DATA SUPPLIED:

**********

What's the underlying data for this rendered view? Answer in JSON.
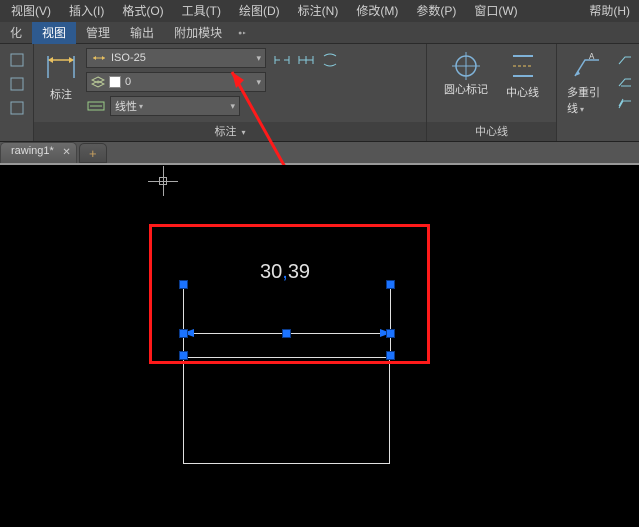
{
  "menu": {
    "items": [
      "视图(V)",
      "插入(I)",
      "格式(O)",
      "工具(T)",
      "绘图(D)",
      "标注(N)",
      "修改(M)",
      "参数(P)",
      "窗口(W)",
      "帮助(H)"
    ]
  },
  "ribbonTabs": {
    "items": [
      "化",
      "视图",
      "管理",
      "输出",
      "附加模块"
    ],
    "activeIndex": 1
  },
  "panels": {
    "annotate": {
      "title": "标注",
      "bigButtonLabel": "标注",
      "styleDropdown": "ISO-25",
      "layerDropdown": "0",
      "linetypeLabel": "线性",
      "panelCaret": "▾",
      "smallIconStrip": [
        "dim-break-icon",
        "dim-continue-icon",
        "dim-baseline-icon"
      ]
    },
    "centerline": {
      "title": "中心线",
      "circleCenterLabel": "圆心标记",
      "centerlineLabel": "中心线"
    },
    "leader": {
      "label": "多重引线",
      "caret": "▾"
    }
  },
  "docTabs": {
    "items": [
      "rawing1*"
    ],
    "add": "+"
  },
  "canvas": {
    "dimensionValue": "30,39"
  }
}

**********

INSTRUCTION: All of the data above should be transcribed verbatim, with pictures omitted.

THE RESPONSE:
What's the underlying data for this rendered view? Answer in JSON.
{
  "menu": {
    "items": [
      "视图(V)",
      "插入(I)",
      "格式(O)",
      "工具(T)",
      "绘图(D)",
      "标注(N)",
      "修改(M)",
      "参数(P)",
      "窗口(W)",
      "帮助(H)"
    ]
  },
  "ribbonTabs": {
    "items": [
      "化",
      "视图",
      "管理",
      "输出",
      "附加模块"
    ],
    "activeIndex": 1
  },
  "panels": {
    "annotate": {
      "title": "标注",
      "bigButtonLabel": "标注",
      "styleDropdown": "ISO-25",
      "layerDropdown": "0",
      "linetypeLabel": "线性",
      "panelCaret": "▾",
      "smallIconStrip": [
        "dim-break-icon",
        "dim-continue-icon",
        "dim-baseline-icon"
      ]
    },
    "centerline": {
      "title": "中心线",
      "circleCenterLabel": "圆心标记",
      "centerlineLabel": "中心线"
    },
    "leader": {
      "label": "多重引线",
      "caret": "▾"
    }
  },
  "docTabs": {
    "items": [
      "rawing1*"
    ],
    "add": "+"
  },
  "canvas": {
    "dimensionValue": "30,39"
  }
}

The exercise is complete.